**Problem to work on**
Single out the lines that include the word "учреждений". Copy them.

**Extracted data**
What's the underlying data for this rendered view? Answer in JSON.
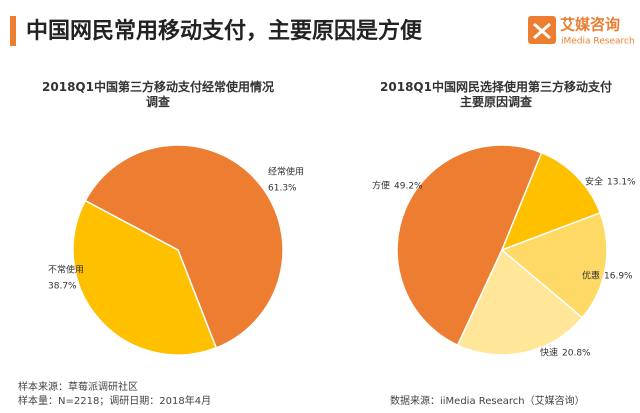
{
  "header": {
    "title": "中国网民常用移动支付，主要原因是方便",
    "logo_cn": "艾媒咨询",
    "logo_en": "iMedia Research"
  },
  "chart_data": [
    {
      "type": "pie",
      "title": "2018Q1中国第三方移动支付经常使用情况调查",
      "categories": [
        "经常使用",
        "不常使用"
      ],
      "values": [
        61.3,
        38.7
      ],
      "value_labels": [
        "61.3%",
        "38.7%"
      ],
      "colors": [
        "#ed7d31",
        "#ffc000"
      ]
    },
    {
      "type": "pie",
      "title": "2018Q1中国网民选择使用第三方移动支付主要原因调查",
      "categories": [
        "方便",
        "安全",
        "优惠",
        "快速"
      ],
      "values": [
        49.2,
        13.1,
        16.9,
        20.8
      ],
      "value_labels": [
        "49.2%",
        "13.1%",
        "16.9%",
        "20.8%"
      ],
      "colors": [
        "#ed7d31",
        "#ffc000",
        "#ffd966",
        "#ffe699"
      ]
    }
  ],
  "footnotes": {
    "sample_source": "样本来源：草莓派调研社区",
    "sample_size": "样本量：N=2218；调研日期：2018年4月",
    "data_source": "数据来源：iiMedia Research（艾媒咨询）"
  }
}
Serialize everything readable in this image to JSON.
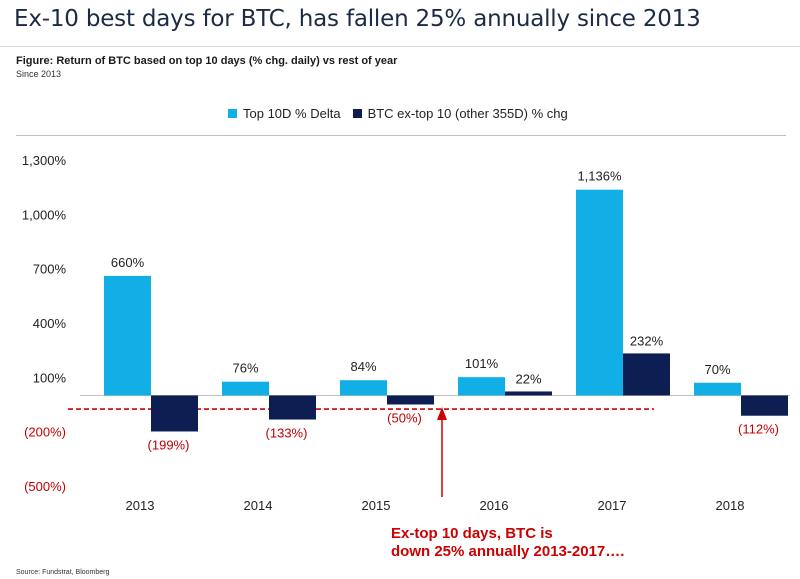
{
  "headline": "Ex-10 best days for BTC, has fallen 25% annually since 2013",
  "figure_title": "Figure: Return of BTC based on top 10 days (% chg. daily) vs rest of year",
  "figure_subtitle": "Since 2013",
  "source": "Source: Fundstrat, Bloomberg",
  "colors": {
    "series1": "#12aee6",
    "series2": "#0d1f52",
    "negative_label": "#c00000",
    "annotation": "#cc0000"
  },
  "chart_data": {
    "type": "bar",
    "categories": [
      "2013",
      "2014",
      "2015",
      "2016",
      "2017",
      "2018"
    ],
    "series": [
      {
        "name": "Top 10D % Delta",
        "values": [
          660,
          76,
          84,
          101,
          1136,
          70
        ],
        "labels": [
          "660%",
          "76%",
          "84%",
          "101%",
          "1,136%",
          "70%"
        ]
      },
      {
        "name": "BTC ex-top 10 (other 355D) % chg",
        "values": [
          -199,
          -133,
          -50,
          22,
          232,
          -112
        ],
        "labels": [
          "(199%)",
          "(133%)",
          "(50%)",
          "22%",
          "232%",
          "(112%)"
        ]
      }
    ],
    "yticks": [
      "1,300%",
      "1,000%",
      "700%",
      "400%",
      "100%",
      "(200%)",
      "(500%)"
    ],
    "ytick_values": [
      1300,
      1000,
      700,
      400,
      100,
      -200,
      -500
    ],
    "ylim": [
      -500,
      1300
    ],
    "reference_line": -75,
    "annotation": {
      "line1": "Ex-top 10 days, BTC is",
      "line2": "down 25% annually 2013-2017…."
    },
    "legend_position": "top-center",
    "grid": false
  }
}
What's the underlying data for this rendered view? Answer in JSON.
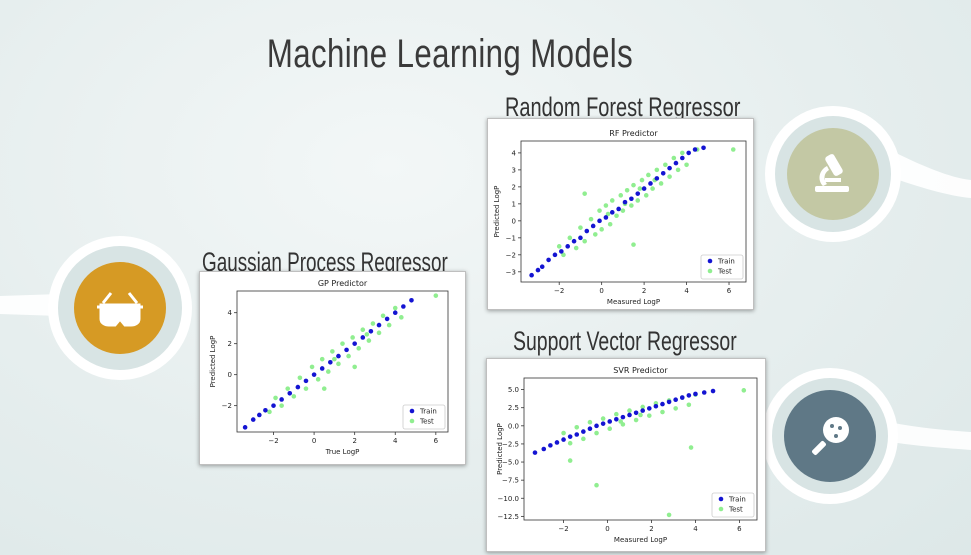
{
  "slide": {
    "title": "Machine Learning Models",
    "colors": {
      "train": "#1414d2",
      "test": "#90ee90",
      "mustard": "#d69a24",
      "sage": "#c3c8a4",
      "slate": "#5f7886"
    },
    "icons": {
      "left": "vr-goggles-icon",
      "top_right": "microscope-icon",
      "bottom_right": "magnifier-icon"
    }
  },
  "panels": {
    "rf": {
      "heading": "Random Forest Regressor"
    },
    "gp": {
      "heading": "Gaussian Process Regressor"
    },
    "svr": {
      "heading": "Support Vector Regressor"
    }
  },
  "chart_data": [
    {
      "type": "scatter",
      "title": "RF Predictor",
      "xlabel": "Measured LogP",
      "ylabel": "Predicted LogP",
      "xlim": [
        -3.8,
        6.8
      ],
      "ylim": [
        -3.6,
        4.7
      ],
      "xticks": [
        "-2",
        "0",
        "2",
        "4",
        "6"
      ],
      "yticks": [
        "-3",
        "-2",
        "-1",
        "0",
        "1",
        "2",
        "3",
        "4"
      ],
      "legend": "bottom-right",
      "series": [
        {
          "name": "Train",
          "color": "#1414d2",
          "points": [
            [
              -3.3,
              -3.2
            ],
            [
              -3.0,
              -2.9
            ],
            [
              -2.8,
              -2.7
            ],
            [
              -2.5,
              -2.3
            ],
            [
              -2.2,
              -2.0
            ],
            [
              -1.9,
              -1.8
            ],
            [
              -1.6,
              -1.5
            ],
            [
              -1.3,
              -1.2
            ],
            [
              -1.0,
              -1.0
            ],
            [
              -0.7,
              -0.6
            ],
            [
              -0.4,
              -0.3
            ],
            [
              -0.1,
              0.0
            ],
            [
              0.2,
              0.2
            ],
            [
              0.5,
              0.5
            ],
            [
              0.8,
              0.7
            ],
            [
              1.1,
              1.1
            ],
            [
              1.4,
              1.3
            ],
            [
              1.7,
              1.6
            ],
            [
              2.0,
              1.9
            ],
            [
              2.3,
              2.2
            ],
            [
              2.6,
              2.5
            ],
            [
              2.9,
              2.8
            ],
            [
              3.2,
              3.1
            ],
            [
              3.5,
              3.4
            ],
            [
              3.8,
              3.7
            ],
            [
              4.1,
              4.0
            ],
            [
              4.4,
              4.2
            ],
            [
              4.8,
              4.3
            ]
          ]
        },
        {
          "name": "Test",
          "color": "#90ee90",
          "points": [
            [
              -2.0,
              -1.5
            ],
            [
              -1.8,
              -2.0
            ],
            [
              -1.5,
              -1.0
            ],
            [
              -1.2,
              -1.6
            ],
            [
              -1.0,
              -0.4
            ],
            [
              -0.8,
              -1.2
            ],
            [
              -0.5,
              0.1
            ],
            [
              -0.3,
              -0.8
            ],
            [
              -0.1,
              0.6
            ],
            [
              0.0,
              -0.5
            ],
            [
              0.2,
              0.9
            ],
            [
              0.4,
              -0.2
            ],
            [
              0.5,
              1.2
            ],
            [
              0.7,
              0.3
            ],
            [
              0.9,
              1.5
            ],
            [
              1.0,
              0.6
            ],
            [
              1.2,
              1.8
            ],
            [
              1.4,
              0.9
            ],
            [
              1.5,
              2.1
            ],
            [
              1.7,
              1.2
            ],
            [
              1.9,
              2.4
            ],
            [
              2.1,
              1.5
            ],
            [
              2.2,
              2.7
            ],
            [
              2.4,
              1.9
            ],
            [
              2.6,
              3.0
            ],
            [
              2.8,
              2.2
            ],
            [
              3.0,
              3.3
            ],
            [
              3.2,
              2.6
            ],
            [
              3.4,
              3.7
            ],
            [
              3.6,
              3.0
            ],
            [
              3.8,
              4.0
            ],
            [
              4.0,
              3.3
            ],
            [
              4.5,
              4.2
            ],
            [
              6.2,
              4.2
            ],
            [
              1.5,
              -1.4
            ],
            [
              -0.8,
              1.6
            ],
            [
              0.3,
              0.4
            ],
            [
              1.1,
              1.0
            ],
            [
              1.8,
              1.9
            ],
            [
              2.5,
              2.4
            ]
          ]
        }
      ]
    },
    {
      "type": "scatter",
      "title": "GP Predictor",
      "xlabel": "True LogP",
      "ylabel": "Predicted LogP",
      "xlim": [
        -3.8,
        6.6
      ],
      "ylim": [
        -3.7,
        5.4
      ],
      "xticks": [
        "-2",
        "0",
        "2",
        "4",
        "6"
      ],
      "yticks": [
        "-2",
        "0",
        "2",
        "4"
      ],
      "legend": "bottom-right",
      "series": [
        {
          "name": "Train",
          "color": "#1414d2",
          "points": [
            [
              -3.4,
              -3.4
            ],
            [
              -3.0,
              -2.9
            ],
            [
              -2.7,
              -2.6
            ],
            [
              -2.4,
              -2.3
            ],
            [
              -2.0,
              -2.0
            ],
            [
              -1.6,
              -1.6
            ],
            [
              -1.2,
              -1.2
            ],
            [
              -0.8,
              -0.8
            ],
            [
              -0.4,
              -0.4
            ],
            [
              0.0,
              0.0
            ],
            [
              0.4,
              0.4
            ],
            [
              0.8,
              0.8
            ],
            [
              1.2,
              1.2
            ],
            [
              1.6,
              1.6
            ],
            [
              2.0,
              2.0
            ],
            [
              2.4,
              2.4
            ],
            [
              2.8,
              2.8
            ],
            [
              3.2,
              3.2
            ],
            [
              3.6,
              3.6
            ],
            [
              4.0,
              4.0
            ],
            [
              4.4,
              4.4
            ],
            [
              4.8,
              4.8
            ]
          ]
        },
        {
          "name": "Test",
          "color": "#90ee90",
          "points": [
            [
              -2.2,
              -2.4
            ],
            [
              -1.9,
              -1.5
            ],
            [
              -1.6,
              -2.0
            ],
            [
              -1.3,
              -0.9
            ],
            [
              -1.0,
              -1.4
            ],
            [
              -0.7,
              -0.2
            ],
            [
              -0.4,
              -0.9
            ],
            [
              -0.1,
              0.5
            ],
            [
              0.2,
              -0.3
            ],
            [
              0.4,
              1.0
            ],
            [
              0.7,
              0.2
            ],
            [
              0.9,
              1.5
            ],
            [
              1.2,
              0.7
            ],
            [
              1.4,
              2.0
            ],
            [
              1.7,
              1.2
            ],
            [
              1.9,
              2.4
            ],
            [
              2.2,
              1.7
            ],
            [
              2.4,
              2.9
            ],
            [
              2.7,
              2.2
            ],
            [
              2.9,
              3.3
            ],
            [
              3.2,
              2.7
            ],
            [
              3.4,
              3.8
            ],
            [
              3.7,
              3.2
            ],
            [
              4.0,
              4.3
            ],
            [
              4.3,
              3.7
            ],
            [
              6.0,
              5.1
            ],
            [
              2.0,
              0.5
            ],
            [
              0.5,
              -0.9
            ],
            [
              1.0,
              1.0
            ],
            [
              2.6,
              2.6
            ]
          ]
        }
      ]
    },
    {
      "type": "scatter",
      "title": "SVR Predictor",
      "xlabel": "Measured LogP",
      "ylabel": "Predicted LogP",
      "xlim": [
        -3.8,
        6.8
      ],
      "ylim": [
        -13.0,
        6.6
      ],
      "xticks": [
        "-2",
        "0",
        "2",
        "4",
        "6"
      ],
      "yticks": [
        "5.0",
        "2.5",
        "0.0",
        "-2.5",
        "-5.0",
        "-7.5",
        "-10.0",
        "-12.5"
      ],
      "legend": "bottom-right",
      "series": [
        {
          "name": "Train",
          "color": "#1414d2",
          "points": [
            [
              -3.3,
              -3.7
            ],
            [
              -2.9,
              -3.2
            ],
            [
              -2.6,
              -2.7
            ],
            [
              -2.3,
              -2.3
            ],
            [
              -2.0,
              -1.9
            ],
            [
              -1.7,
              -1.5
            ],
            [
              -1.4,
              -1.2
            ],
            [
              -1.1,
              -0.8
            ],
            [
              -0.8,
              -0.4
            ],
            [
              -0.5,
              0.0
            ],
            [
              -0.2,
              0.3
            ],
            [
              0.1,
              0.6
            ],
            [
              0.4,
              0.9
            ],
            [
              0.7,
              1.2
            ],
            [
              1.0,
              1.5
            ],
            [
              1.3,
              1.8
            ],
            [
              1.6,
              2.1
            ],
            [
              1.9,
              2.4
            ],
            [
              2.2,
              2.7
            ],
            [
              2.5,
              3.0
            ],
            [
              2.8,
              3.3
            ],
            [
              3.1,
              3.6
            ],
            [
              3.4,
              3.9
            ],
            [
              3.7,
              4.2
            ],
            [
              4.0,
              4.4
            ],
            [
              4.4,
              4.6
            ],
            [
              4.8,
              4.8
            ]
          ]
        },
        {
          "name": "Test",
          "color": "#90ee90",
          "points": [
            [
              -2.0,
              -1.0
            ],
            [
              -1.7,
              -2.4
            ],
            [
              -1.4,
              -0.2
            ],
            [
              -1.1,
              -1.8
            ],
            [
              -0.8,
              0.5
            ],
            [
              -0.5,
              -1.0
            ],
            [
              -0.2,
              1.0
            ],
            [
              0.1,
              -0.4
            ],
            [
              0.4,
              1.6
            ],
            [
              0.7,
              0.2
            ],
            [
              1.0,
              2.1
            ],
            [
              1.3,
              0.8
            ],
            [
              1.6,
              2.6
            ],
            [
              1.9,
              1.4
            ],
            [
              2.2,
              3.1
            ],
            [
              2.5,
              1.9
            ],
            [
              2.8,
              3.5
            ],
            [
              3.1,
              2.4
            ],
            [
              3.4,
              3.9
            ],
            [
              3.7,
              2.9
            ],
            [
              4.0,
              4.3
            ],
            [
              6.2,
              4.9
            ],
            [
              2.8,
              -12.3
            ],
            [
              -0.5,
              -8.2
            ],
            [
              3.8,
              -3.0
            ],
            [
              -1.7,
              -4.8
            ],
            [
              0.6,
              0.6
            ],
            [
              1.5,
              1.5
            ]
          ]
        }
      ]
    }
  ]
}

* * *

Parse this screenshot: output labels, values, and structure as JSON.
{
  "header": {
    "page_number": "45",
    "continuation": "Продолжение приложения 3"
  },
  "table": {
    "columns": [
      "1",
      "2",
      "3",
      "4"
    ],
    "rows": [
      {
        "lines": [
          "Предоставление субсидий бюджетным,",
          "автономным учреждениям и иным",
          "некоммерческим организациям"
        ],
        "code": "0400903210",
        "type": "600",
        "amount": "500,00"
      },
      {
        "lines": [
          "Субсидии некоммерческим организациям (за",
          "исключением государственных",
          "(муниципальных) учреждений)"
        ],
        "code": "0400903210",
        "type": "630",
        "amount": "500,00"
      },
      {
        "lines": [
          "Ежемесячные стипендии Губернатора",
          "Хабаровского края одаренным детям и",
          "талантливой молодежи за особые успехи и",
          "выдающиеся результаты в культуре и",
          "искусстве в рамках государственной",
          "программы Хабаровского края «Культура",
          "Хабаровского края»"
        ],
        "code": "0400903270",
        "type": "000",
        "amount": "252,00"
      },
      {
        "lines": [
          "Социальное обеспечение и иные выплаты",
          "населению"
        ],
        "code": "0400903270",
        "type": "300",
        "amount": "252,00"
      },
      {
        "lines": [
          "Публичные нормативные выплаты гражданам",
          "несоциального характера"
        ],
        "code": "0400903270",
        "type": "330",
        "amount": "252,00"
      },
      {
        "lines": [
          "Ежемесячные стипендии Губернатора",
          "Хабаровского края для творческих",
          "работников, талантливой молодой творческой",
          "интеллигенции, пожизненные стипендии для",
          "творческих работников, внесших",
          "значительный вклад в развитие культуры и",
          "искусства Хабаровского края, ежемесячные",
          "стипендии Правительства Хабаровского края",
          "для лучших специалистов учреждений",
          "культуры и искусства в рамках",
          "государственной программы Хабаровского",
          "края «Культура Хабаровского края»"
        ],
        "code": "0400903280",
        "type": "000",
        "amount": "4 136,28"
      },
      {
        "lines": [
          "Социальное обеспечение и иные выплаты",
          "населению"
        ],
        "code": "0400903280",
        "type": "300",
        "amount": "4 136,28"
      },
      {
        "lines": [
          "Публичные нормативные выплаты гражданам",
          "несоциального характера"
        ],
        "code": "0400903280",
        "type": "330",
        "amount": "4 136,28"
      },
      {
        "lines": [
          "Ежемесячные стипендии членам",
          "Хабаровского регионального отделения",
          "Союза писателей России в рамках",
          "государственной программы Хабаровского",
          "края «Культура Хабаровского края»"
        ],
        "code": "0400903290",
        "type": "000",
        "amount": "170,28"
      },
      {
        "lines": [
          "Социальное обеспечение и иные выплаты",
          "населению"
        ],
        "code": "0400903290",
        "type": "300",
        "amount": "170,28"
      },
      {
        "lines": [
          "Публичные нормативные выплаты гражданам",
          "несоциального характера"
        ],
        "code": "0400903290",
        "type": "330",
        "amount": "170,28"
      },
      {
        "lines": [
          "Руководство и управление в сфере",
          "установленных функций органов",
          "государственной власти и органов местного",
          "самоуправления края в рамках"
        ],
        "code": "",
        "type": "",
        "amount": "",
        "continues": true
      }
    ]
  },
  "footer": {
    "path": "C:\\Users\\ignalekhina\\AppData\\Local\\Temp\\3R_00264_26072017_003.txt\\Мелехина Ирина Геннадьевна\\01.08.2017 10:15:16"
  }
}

**Answer for this exercise**
          "(муниципальных) учреждений)"
          "для лучших специалистов учреждений",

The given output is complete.